▸ **Record excerpts**
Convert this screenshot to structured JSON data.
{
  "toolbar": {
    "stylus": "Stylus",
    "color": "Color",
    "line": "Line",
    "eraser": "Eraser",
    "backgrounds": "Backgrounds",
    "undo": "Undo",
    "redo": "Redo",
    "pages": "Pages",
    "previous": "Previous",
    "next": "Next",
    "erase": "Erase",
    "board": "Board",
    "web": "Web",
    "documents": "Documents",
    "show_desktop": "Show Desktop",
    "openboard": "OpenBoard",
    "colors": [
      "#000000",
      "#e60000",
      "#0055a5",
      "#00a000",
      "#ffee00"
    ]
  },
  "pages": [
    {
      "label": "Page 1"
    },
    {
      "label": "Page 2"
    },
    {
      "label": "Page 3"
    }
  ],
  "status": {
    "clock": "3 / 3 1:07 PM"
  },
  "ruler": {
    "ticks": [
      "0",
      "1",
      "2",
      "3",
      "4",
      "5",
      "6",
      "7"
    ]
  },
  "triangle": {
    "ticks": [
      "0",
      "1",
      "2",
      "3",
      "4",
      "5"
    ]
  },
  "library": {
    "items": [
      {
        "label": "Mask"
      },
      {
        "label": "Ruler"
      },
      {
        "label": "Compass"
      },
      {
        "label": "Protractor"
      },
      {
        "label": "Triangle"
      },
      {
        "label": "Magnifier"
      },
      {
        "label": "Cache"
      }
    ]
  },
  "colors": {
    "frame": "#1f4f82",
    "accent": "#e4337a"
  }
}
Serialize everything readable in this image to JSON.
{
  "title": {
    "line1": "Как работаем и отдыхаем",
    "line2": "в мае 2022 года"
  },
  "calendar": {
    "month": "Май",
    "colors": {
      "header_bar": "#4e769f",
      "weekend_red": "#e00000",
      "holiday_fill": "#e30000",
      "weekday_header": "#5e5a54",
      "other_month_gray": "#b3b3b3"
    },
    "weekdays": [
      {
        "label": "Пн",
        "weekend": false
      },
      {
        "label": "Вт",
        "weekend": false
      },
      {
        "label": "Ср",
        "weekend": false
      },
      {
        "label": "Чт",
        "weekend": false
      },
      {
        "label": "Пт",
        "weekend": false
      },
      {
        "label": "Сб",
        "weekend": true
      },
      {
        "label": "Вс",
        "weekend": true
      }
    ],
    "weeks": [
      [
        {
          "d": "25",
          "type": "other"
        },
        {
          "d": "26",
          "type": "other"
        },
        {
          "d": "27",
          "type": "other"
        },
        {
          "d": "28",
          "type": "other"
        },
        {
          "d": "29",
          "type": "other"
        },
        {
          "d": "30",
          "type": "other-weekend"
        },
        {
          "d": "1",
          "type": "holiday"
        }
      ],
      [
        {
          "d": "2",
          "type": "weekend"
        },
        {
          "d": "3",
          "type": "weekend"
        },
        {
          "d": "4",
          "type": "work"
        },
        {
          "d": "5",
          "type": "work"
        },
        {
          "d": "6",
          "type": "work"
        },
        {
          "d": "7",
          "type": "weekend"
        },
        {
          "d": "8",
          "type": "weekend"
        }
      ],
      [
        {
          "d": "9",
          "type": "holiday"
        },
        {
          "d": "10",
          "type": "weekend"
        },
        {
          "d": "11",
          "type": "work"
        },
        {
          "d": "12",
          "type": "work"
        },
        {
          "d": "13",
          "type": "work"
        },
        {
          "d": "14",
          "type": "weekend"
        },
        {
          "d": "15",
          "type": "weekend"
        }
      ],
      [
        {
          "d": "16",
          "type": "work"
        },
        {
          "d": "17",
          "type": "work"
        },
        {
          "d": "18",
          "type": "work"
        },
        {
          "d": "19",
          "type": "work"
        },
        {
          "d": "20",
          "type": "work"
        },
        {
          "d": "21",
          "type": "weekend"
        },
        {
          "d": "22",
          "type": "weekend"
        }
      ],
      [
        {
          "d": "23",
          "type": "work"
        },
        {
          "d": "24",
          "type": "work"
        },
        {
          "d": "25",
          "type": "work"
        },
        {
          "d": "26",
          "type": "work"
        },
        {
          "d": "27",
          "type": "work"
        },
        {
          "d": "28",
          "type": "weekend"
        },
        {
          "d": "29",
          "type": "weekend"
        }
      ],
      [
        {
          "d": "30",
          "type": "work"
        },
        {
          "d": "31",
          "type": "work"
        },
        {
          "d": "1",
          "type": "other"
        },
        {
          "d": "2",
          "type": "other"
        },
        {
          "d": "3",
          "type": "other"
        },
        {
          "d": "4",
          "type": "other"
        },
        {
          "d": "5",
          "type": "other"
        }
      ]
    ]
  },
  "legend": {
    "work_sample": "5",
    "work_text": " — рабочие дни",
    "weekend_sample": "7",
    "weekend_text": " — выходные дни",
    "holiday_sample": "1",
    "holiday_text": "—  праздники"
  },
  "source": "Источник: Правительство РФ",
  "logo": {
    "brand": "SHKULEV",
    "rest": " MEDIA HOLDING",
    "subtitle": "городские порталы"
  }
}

▸ **Work instructions**
Print out every record again, exactly and in full.

▸ **Task answer**
Convert this screenshot to structured JSON data.
{
  "toolbar": {
    "stylus": "Stylus",
    "color": "Color",
    "line": "Line",
    "eraser": "Eraser",
    "backgrounds": "Backgrounds",
    "undo": "Undo",
    "redo": "Redo",
    "pages": "Pages",
    "previous": "Previous",
    "next": "Next",
    "erase": "Erase",
    "board": "Board",
    "web": "Web",
    "documents": "Documents",
    "show_desktop": "Show Desktop",
    "openboard": "OpenBoard",
    "colors": [
      "#000000",
      "#e60000",
      "#0055a5",
      "#00a000",
      "#ffee00"
    ]
  },
  "pages": [
    {
      "label": "Page 1"
    },
    {
      "label": "Page 2"
    },
    {
      "label": "Page 3"
    }
  ],
  "status": {
    "clock": "3 / 3 1:07 PM"
  },
  "ruler": {
    "ticks": [
      "0",
      "1",
      "2",
      "3",
      "4",
      "5",
      "6",
      "7"
    ]
  },
  "triangle": {
    "ticks": [
      "0",
      "1",
      "2",
      "3",
      "4",
      "5"
    ]
  },
  "library": {
    "items": [
      {
        "label": "Mask"
      },
      {
        "label": "Ruler"
      },
      {
        "label": "Compass"
      },
      {
        "label": "Protractor"
      },
      {
        "label": "Triangle"
      },
      {
        "label": "Magnifier"
      },
      {
        "label": "Cache"
      }
    ]
  },
  "colors": {
    "frame": "#1f4f82",
    "accent": "#e4337a"
  }
}
Serialize everything readable in this image to JSON.
{
  "title": {
    "line1": "Как работаем и отдыхаем",
    "line2": "в мае 2022 года"
  },
  "calendar": {
    "month": "Май",
    "colors": {
      "header_bar": "#4e769f",
      "weekend_red": "#e00000",
      "holiday_fill": "#e30000",
      "weekday_header": "#5e5a54",
      "other_month_gray": "#b3b3b3"
    },
    "weekdays": [
      {
        "label": "Пн",
        "weekend": false
      },
      {
        "label": "Вт",
        "weekend": false
      },
      {
        "label": "Ср",
        "weekend": false
      },
      {
        "label": "Чт",
        "weekend": false
      },
      {
        "label": "Пт",
        "weekend": false
      },
      {
        "label": "Сб",
        "weekend": true
      },
      {
        "label": "Вс",
        "weekend": true
      }
    ],
    "weeks": [
      [
        {
          "d": "25",
          "type": "other"
        },
        {
          "d": "26",
          "type": "other"
        },
        {
          "d": "27",
          "type": "other"
        },
        {
          "d": "28",
          "type": "other"
        },
        {
          "d": "29",
          "type": "other"
        },
        {
          "d": "30",
          "type": "other-weekend"
        },
        {
          "d": "1",
          "type": "holiday"
        }
      ],
      [
        {
          "d": "2",
          "type": "weekend"
        },
        {
          "d": "3",
          "type": "weekend"
        },
        {
          "d": "4",
          "type": "work"
        },
        {
          "d": "5",
          "type": "work"
        },
        {
          "d": "6",
          "type": "work"
        },
        {
          "d": "7",
          "type": "weekend"
        },
        {
          "d": "8",
          "type": "weekend"
        }
      ],
      [
        {
          "d": "9",
          "type": "holiday"
        },
        {
          "d": "10",
          "type": "weekend"
        },
        {
          "d": "11",
          "type": "work"
        },
        {
          "d": "12",
          "type": "work"
        },
        {
          "d": "13",
          "type": "work"
        },
        {
          "d": "14",
          "type": "weekend"
        },
        {
          "d": "15",
          "type": "weekend"
        }
      ],
      [
        {
          "d": "16",
          "type": "work"
        },
        {
          "d": "17",
          "type": "work"
        },
        {
          "d": "18",
          "type": "work"
        },
        {
          "d": "19",
          "type": "work"
        },
        {
          "d": "20",
          "type": "work"
        },
        {
          "d": "21",
          "type": "weekend"
        },
        {
          "d": "22",
          "type": "weekend"
        }
      ],
      [
        {
          "d": "23",
          "type": "work"
        },
        {
          "d": "24",
          "type": "work"
        },
        {
          "d": "25",
          "type": "work"
        },
        {
          "d": "26",
          "type": "work"
        },
        {
          "d": "27",
          "type": "work"
        },
        {
          "d": "28",
          "type": "weekend"
        },
        {
          "d": "29",
          "type": "weekend"
        }
      ],
      [
        {
          "d": "30",
          "type": "work"
        },
        {
          "d": "31",
          "type": "work"
        },
        {
          "d": "1",
          "type": "other"
        },
        {
          "d": "2",
          "type": "other"
        },
        {
          "d": "3",
          "type": "other"
        },
        {
          "d": "4",
          "type": "other"
        },
        {
          "d": "5",
          "type": "other"
        }
      ]
    ]
  },
  "legend": {
    "work_sample": "5",
    "work_text": " — рабочие дни",
    "weekend_sample": "7",
    "weekend_text": " — выходные дни",
    "holiday_sample": "1",
    "holiday_text": "—  праздники"
  },
  "source": "Источник: Правительство РФ",
  "logo": {
    "brand": "SHKULEV",
    "rest": " MEDIA HOLDING",
    "subtitle": "городские порталы"
  }
}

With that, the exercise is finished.